### Exercise inputs
──────────────────────────────
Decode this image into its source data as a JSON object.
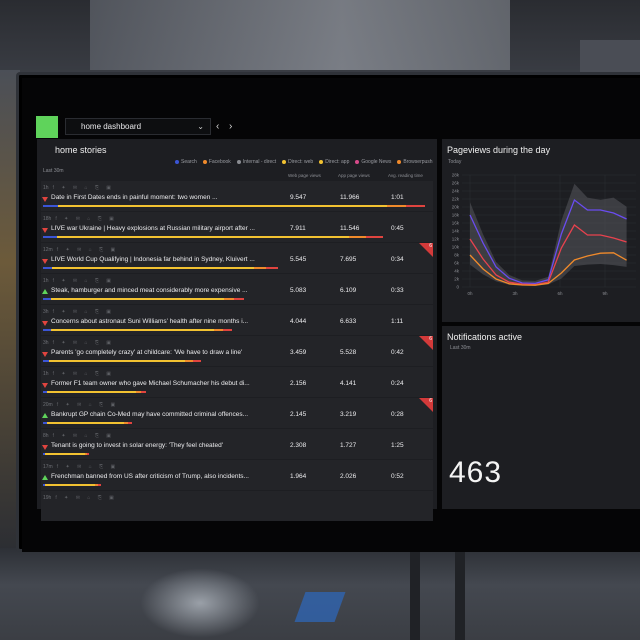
{
  "header": {
    "dashboard_name": "home dashboard",
    "prev_label": "‹",
    "next_label": "›"
  },
  "stories": {
    "title": "home stories",
    "period": "Last 30m",
    "legend": [
      {
        "label": "Search",
        "color": "#3b55d6"
      },
      {
        "label": "Facebook",
        "color": "#f08a2b"
      },
      {
        "label": "Internal - direct",
        "color": "#8a8c92"
      },
      {
        "label": "Direct: web",
        "color": "#f2c231"
      },
      {
        "label": "Direct: app",
        "color": "#f2c231"
      },
      {
        "label": "Google News",
        "color": "#d84a8a"
      },
      {
        "label": "Browserpush",
        "color": "#f08a2b"
      }
    ],
    "columns": [
      "Web page views",
      "App page views",
      "Avg. reading time"
    ],
    "rows": [
      {
        "time": "1h",
        "trend": "down",
        "title": "Date in First Dates ends in painful moment: two women ...",
        "web": "9.547",
        "app": "11.966",
        "read": "1:01",
        "flag": false,
        "bar": 0.99
      },
      {
        "time": "18h",
        "trend": "down",
        "title": "LIVE war Ukraine | Heavy explosions at Russian military airport after ...",
        "web": "7.911",
        "app": "11.546",
        "read": "0:45",
        "flag": false,
        "bar": 0.88
      },
      {
        "time": "12m",
        "trend": "down",
        "title": "LIVE World Cup Qualifying | Indonesia far behind in Sydney, Kluivert ...",
        "web": "5.545",
        "app": "7.695",
        "read": "0:34",
        "flag": true,
        "flag_n": "6",
        "bar": 0.61
      },
      {
        "time": "1h",
        "trend": "up",
        "title": "Steak, hamburger and minced meat considerably more expensive ...",
        "web": "5.083",
        "app": "6.109",
        "read": "0:33",
        "flag": false,
        "bar": 0.52
      },
      {
        "time": "3h",
        "trend": "down",
        "title": "Concerns about astronaut Suni Williams' health after nine months i...",
        "web": "4.044",
        "app": "6.633",
        "read": "1:11",
        "flag": false,
        "bar": 0.49
      },
      {
        "time": "3h",
        "trend": "down",
        "title": "Parents 'go completely crazy' at childcare: 'We have to draw a line'",
        "web": "3.459",
        "app": "5.528",
        "read": "0:42",
        "flag": true,
        "flag_n": "6",
        "bar": 0.41
      },
      {
        "time": "1h",
        "trend": "down",
        "title": "Former F1 team owner who gave Michael Schumacher his debut di...",
        "web": "2.156",
        "app": "4.141",
        "read": "0:24",
        "flag": false,
        "bar": 0.27
      },
      {
        "time": "20m",
        "trend": "up",
        "title": "Bankrupt GP chain Co-Med may have committed criminal offences...",
        "web": "2.145",
        "app": "3.219",
        "read": "0:28",
        "flag": true,
        "flag_n": "6",
        "bar": 0.23
      },
      {
        "time": "8h",
        "trend": "down",
        "title": "Tenant is going to invest in solar energy: 'They feel cheated'",
        "web": "2.308",
        "app": "1.727",
        "read": "1:25",
        "flag": false,
        "bar": 0.12
      },
      {
        "time": "17m",
        "trend": "up",
        "title": "Frenchman banned from US after criticism of Trump, also incidents...",
        "web": "1.964",
        "app": "2.026",
        "read": "0:52",
        "flag": false,
        "bar": 0.15
      },
      {
        "time": "19h",
        "trend": "down",
        "title": "",
        "web": "",
        "app": "",
        "read": "",
        "flag": false,
        "bar": 0.0
      }
    ]
  },
  "pageviews": {
    "title": "Pageviews during the day",
    "period": "Today"
  },
  "notifications": {
    "title": "Notifications active",
    "period": "Last 30m",
    "count": "463"
  },
  "chart_data": {
    "type": "line",
    "title": "Pageviews during the day",
    "ylim": [
      0,
      28000
    ],
    "yticks": [
      "0",
      "2k",
      "4k",
      "6k",
      "8k",
      "10k",
      "12k",
      "14k",
      "16k",
      "18k",
      "20k",
      "22k",
      "24k",
      "26k",
      "28k"
    ],
    "xticks": [
      "0h",
      "3h",
      "6h",
      "9h"
    ],
    "x": [
      0,
      1,
      2,
      3,
      4,
      5,
      6,
      7,
      8,
      9,
      10,
      11,
      12
    ],
    "series": [
      {
        "color": "#6a4cf0",
        "values": [
          18000,
          11000,
          5000,
          2200,
          1000,
          900,
          1800,
          14000,
          22000,
          19000,
          18500,
          19000,
          17000
        ]
      },
      {
        "color": "#e8424e",
        "values": [
          12000,
          7000,
          3000,
          1200,
          700,
          600,
          1200,
          9000,
          16000,
          13000,
          12500,
          13000,
          11500
        ]
      },
      {
        "color": "#f08a2b",
        "values": [
          8000,
          4500,
          2000,
          800,
          500,
          450,
          900,
          3000,
          7500,
          8000,
          8200,
          7800,
          7200
        ]
      }
    ],
    "grid": true
  }
}
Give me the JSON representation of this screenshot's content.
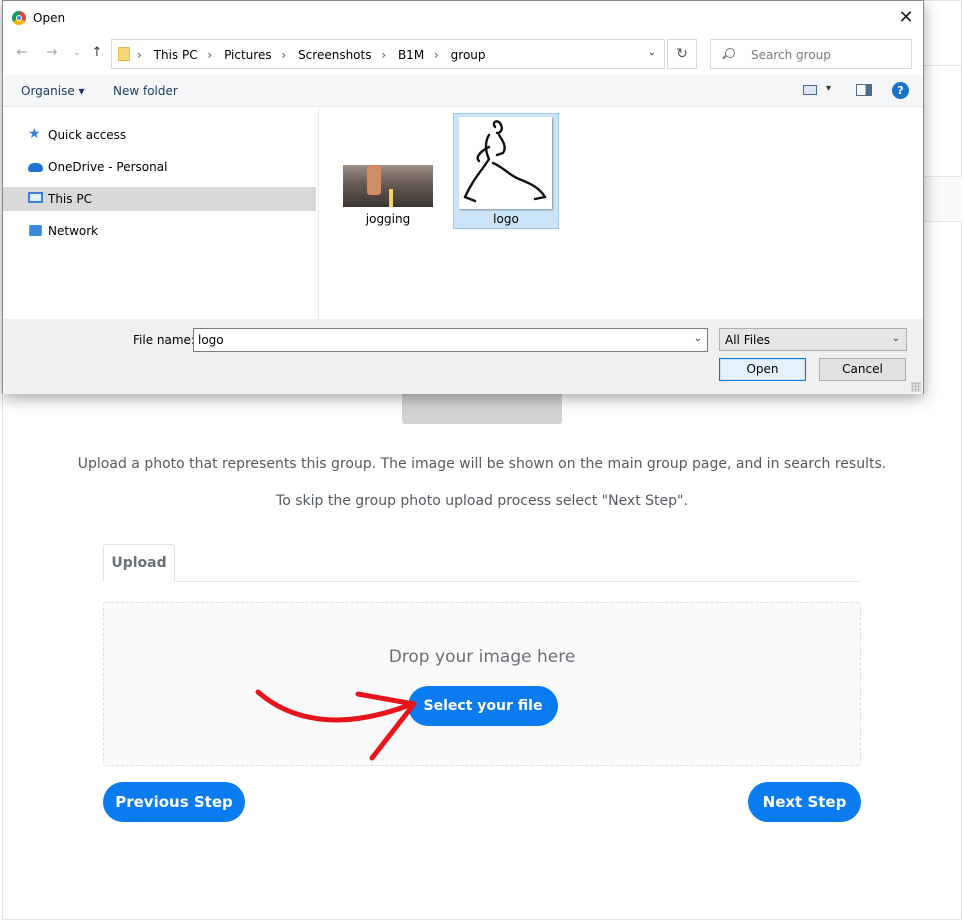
{
  "dialog": {
    "title": "Open",
    "close_glyph": "✕",
    "nav": {
      "back_glyph": "←",
      "forward_glyph": "→",
      "recent_glyph": "⌄",
      "up_glyph": "↑",
      "breadcrumbs": [
        "This PC",
        "Pictures",
        "Screenshots",
        "B1M",
        "group"
      ],
      "breadcrumb_separator": "›",
      "refresh_glyph": "↻",
      "search_placeholder": "Search group"
    },
    "toolbar": {
      "organise_label": "Organise ▾",
      "new_folder_label": "New folder",
      "view_dropdown_glyph": "▾",
      "help_glyph": "?"
    },
    "sidebar": {
      "items": [
        {
          "label": "Quick access",
          "icon": "star-icon"
        },
        {
          "label": "OneDrive - Personal",
          "icon": "cloud-icon"
        },
        {
          "label": "This PC",
          "icon": "computer-icon",
          "selected": true
        },
        {
          "label": "Network",
          "icon": "network-icon"
        }
      ]
    },
    "files": [
      {
        "name": "jogging",
        "selected": false
      },
      {
        "name": "logo",
        "selected": true
      }
    ],
    "footer": {
      "file_name_label": "File name:",
      "file_name_value": "logo",
      "filter_value": "All Files",
      "dropdown_glyph": "⌄",
      "open_label": "Open",
      "cancel_label": "Cancel"
    }
  },
  "page": {
    "description_1": "Upload a photo that represents this group. The image will be shown on the main group page, and in search results.",
    "description_2": "To skip the group photo upload process select \"Next Step\".",
    "tab_upload": "Upload",
    "drop_text": "Drop your image here",
    "select_file_label": "Select your file",
    "previous_step_label": "Previous Step",
    "next_step_label": "Next Step",
    "accent_color": "#0a7cf0",
    "annotation_arrow_color": "#e8141c"
  }
}
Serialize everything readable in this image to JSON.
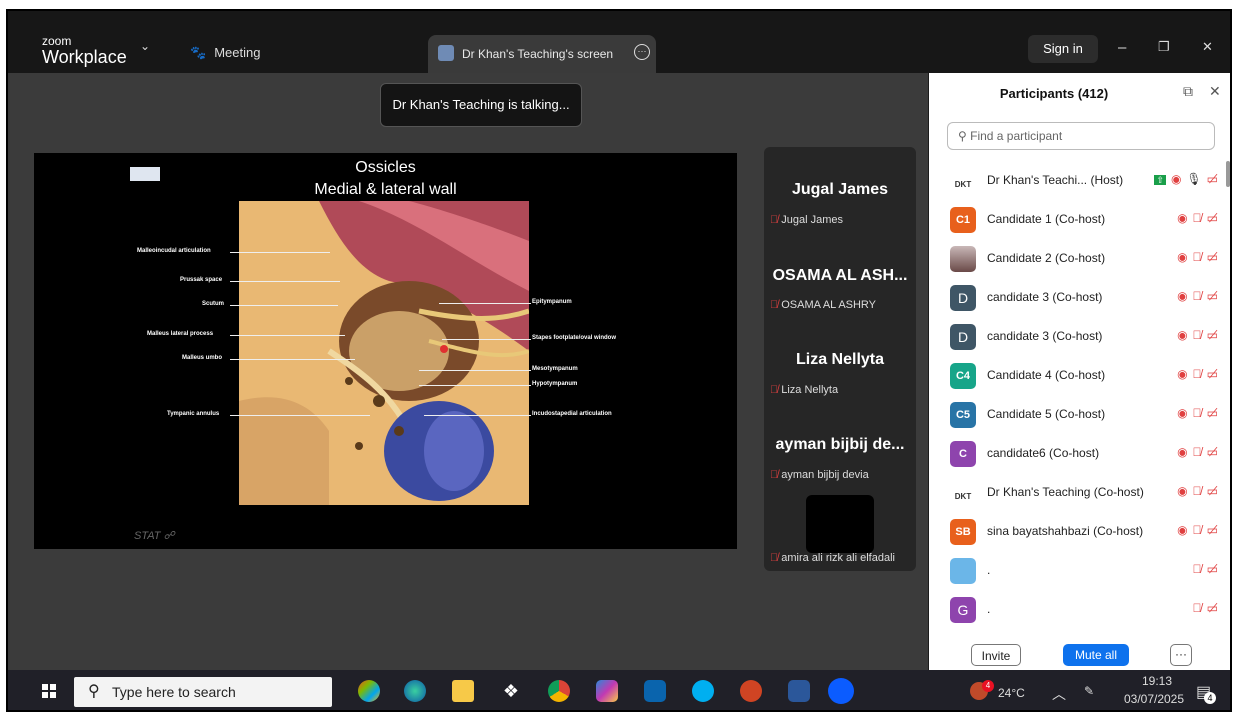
{
  "titlebar": {
    "brand_small": "zoom",
    "brand_big": "Workplace",
    "meeting_label": "Meeting",
    "tab_label": "Dr Khan's Teaching's screen",
    "signin_label": "Sign in",
    "minimize": "–",
    "restore": "❐",
    "close": "✕"
  },
  "stage": {
    "talking_banner": "Dr Khan's Teaching is talking...",
    "slide": {
      "title_line1": "Ossicles",
      "title_line2": "Medial & lateral wall",
      "watermark": "STAT ☍",
      "labels_left": [
        "Malleoincudal articulation",
        "Prussak space",
        "Scutum",
        "Malleus lateral process",
        "Malleus umbo",
        "Tympanic annulus"
      ],
      "labels_right": [
        "Epitympanum",
        "Stapes footplate/oval window",
        "Mesotympanum",
        "Hypotympanum",
        "Incudostapedial articulation"
      ]
    }
  },
  "thumbnails": [
    {
      "big": "Jugal James",
      "small": "Jugal James"
    },
    {
      "big": "OSAMA AL ASH...",
      "small": "OSAMA AL ASHRY"
    },
    {
      "big": "Liza Nellyta",
      "small": "Liza Nellyta"
    },
    {
      "big": "ayman bijbij de...",
      "small": "ayman bijbij devia"
    },
    {
      "big": "",
      "small": "amira ali rizk ali elfadali"
    }
  ],
  "panel": {
    "title": "Participants (412)",
    "search_placeholder": "Find a participant",
    "participants": [
      {
        "initials": "DKT",
        "name": "Dr Khan's Teachi... (Host)",
        "color": "#ffffff"
      },
      {
        "initials": "C1",
        "name": "Candidate 1 (Co-host)",
        "color": "#e8601c"
      },
      {
        "initials": "",
        "name": "Candidate 2 (Co-host)",
        "color": "#8a6e6a"
      },
      {
        "initials": "D",
        "name": "candidate 3 (Co-host)",
        "color": "#3f5666"
      },
      {
        "initials": "D",
        "name": "candidate 3 (Co-host)",
        "color": "#3f5666"
      },
      {
        "initials": "C4",
        "name": "Candidate 4 (Co-host)",
        "color": "#17a589"
      },
      {
        "initials": "C5",
        "name": "Candidate 5 (Co-host)",
        "color": "#2874a6"
      },
      {
        "initials": "C",
        "name": "candidate6 (Co-host)",
        "color": "#8e44ad"
      },
      {
        "initials": "DKT",
        "name": "Dr Khan's Teaching (Co-host)",
        "color": "#ffffff"
      },
      {
        "initials": "SB",
        "name": "sina bayatshahbazi (Co-host)",
        "color": "#e8601c"
      },
      {
        "initials": "",
        "name": ".",
        "color": "#6bb6e8"
      },
      {
        "initials": "G",
        "name": ".",
        "color": "#8e44ad"
      }
    ],
    "invite_label": "Invite",
    "mute_all_label": "Mute all",
    "more_label": "···"
  },
  "taskbar": {
    "search_placeholder": "Type here to search",
    "weather": "24°C",
    "time": "19:13",
    "date": "03/07/2025",
    "notif_count": "4",
    "weather_badge": "4"
  }
}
──────────────────────────────
### Exercise task
All lines above containing the string "after" are to be collected.

### Exercise output
        "title": "LIVE war Ukraine | Heavy explosions at Russian military airport after ...",
        "title": "Concerns about astronaut Suni Williams' health after nine months i...",
        "title": "Frenchman banned from US after criticism of Trump, also incidents...",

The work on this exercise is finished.